[START]

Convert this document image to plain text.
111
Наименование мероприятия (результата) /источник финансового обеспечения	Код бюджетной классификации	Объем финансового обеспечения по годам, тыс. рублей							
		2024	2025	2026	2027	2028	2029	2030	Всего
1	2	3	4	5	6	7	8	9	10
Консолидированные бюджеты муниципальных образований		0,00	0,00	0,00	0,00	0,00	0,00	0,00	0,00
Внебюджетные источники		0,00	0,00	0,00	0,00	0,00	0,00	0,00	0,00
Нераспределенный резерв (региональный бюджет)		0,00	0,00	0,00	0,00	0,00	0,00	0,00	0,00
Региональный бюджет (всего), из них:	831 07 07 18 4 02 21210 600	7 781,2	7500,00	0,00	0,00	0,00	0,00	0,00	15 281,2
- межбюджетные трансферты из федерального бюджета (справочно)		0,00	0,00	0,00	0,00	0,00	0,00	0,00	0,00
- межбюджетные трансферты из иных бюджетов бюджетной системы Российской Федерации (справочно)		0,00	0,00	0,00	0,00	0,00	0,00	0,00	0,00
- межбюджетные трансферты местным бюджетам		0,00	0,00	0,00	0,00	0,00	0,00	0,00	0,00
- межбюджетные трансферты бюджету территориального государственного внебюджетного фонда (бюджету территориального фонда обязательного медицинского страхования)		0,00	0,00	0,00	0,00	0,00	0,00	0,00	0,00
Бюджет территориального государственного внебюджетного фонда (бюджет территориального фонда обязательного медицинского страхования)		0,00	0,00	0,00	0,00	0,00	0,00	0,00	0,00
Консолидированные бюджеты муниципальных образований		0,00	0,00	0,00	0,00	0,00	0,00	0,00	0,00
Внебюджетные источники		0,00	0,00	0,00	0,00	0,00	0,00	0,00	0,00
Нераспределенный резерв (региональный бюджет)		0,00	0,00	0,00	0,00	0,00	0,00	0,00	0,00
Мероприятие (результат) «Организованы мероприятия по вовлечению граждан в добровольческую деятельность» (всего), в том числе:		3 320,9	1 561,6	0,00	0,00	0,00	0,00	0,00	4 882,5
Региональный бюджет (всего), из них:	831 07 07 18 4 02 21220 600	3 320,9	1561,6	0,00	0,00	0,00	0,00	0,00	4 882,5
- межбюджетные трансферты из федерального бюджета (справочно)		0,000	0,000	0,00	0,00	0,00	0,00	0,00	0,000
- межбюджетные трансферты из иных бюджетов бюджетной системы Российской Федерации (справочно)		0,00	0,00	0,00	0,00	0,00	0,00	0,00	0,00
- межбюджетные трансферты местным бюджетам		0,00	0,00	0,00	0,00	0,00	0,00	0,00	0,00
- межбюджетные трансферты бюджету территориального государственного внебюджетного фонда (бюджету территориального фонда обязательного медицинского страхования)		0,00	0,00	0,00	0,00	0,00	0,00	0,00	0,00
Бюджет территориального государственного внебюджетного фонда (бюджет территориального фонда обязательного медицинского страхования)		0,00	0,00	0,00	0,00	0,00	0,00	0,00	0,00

[END]

Goal of the exercise.
Search the records for the string "мероприятия" and return every line in which it occurs.

The reply.
Наименование мероприятия (результата) /источник финансового обеспечения	Код бюджетной классификации	Объем финансового обеспечения по годам, тыс. рублей							
Мероприятие (результат) «Организованы мероприятия по вовлечению граждан в добровольческую деятельность» (всего), в том числе:		3 320,9	1 561,6	0,00	0,00	0,00	0,00	0,00	4 882,5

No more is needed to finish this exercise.